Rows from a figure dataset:
"""

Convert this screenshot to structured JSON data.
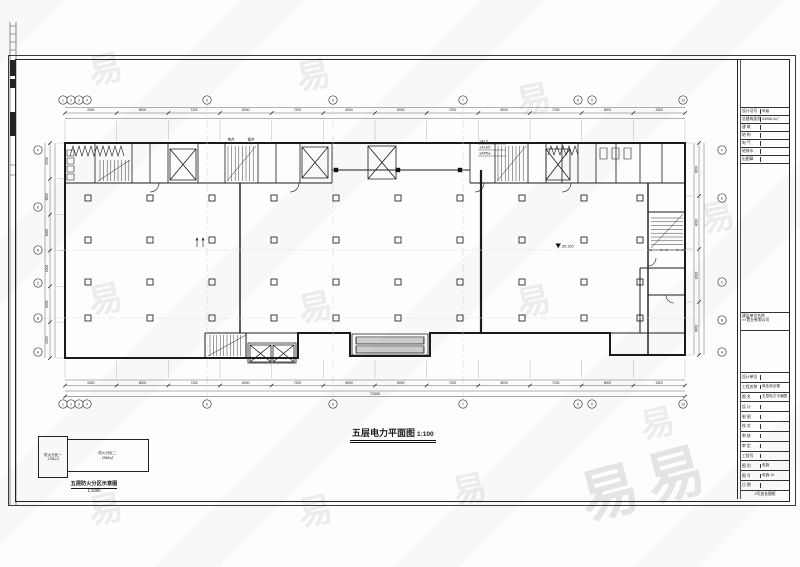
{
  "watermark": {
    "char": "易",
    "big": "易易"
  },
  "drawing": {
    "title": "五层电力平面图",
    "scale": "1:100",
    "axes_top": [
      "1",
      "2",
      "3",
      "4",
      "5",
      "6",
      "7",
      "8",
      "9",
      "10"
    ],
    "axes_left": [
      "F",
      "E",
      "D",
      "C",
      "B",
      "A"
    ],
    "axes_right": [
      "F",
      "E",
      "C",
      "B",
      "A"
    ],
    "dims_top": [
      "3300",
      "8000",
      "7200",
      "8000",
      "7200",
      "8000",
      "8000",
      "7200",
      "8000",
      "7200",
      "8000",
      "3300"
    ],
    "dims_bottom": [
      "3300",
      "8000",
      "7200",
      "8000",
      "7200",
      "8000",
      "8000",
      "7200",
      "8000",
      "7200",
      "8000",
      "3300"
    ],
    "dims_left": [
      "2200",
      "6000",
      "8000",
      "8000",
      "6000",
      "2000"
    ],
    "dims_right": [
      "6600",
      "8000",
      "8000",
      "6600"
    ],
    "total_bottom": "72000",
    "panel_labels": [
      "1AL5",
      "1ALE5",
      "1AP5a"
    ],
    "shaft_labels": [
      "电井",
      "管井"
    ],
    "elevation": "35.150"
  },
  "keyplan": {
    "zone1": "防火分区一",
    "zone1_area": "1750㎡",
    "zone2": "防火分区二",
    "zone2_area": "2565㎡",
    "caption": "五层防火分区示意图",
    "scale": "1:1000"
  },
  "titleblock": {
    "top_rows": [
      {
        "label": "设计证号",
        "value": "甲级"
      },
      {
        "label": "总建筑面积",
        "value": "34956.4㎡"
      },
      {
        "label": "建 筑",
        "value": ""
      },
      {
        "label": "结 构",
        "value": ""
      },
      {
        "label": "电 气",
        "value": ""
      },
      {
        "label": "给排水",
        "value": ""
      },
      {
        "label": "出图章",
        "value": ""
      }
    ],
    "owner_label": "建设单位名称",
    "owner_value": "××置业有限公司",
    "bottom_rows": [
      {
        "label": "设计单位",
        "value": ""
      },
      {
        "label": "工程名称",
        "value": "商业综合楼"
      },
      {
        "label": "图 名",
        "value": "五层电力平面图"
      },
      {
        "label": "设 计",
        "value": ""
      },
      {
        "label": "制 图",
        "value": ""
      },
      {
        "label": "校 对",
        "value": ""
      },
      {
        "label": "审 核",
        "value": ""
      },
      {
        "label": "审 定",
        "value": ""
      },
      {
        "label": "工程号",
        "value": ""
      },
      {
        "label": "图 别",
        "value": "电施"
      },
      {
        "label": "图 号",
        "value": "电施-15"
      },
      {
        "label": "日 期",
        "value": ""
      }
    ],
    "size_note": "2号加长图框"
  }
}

"""
"""

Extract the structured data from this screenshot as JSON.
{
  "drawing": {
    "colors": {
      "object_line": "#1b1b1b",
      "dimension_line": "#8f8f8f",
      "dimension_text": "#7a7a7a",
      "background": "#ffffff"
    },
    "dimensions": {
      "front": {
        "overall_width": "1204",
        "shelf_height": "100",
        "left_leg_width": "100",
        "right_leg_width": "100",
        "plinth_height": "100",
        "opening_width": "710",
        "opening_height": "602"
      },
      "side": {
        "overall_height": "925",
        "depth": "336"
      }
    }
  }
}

"""

● **Exercise**
Copy every line above that holds the word "JSON".

● **Complete answer**
Convert this screenshot to structured JSON data.
Extract the structured data from this screenshot as JSON.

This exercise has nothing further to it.